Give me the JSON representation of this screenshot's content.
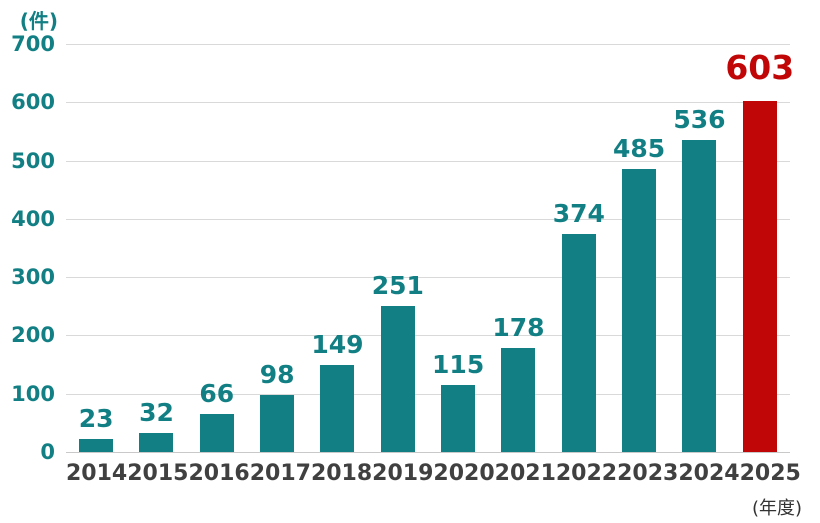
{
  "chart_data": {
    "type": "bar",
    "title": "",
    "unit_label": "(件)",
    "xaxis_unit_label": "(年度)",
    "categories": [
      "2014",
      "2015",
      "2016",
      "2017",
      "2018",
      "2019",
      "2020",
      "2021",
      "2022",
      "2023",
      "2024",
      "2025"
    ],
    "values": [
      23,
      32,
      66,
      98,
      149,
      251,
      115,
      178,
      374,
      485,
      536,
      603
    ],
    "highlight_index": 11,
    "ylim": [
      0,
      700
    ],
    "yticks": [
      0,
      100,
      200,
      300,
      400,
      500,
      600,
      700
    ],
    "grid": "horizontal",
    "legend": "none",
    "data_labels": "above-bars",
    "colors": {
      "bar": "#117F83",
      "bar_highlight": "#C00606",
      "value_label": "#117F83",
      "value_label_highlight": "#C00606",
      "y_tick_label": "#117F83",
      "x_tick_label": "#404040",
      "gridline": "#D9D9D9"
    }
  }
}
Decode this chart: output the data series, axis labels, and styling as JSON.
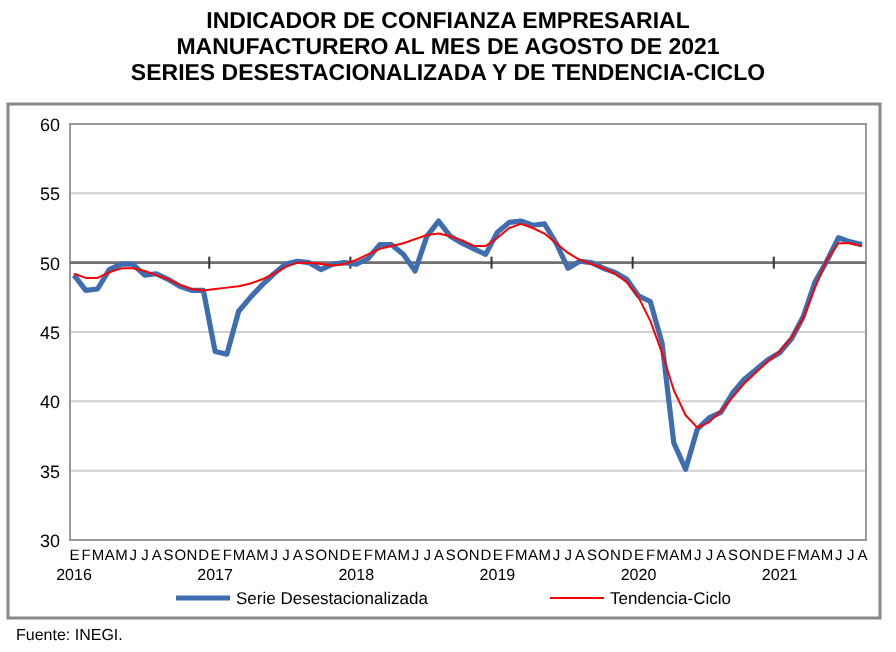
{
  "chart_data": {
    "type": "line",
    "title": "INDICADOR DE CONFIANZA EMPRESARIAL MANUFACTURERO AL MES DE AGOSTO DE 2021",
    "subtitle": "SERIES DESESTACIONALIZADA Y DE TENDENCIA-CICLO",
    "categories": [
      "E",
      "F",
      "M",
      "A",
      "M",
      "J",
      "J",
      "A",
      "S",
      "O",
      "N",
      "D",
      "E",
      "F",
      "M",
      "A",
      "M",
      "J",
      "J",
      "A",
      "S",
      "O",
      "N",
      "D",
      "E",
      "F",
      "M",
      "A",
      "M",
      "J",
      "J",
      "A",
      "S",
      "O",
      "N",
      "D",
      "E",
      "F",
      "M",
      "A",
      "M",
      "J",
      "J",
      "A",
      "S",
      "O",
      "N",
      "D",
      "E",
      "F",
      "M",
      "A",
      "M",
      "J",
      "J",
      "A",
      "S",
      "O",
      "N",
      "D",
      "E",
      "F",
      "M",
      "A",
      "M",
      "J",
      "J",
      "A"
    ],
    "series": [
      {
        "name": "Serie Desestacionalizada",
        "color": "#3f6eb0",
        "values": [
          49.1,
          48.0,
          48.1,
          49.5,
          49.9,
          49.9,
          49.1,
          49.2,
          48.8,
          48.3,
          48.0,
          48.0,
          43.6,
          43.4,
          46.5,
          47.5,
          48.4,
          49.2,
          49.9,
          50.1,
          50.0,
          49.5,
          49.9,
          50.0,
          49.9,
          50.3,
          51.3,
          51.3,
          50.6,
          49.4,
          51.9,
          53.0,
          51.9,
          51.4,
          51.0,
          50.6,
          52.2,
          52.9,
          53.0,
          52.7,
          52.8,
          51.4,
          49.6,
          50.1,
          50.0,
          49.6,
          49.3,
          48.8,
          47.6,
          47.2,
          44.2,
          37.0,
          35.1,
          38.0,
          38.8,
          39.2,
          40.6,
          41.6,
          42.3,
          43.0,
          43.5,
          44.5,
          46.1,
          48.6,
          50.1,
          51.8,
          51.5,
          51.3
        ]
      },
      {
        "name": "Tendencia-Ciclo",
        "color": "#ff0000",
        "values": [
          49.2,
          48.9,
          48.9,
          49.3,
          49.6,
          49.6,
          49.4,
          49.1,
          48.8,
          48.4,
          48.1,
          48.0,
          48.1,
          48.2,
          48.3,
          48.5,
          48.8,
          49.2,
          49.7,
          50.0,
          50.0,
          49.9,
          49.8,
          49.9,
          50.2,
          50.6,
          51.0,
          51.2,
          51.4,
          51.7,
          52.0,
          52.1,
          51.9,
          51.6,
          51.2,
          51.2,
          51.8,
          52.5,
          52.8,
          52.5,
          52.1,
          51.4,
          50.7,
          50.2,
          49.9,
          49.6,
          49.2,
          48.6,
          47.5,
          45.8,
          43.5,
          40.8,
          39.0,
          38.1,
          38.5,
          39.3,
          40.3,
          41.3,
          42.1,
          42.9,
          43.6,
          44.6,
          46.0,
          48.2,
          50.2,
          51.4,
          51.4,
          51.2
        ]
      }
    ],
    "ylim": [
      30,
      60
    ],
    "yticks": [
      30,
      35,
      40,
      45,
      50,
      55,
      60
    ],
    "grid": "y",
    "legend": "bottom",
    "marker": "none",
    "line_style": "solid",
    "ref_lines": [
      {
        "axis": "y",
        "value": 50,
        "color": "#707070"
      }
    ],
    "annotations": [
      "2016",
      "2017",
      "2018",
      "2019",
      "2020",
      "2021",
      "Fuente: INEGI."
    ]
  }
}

**********

• Written task: Show every line in the records above that contains the word "name".

• Solution to this task:
        "name": "Serie Desestacionalizada",
        "name": "Tendencia-Ciclo",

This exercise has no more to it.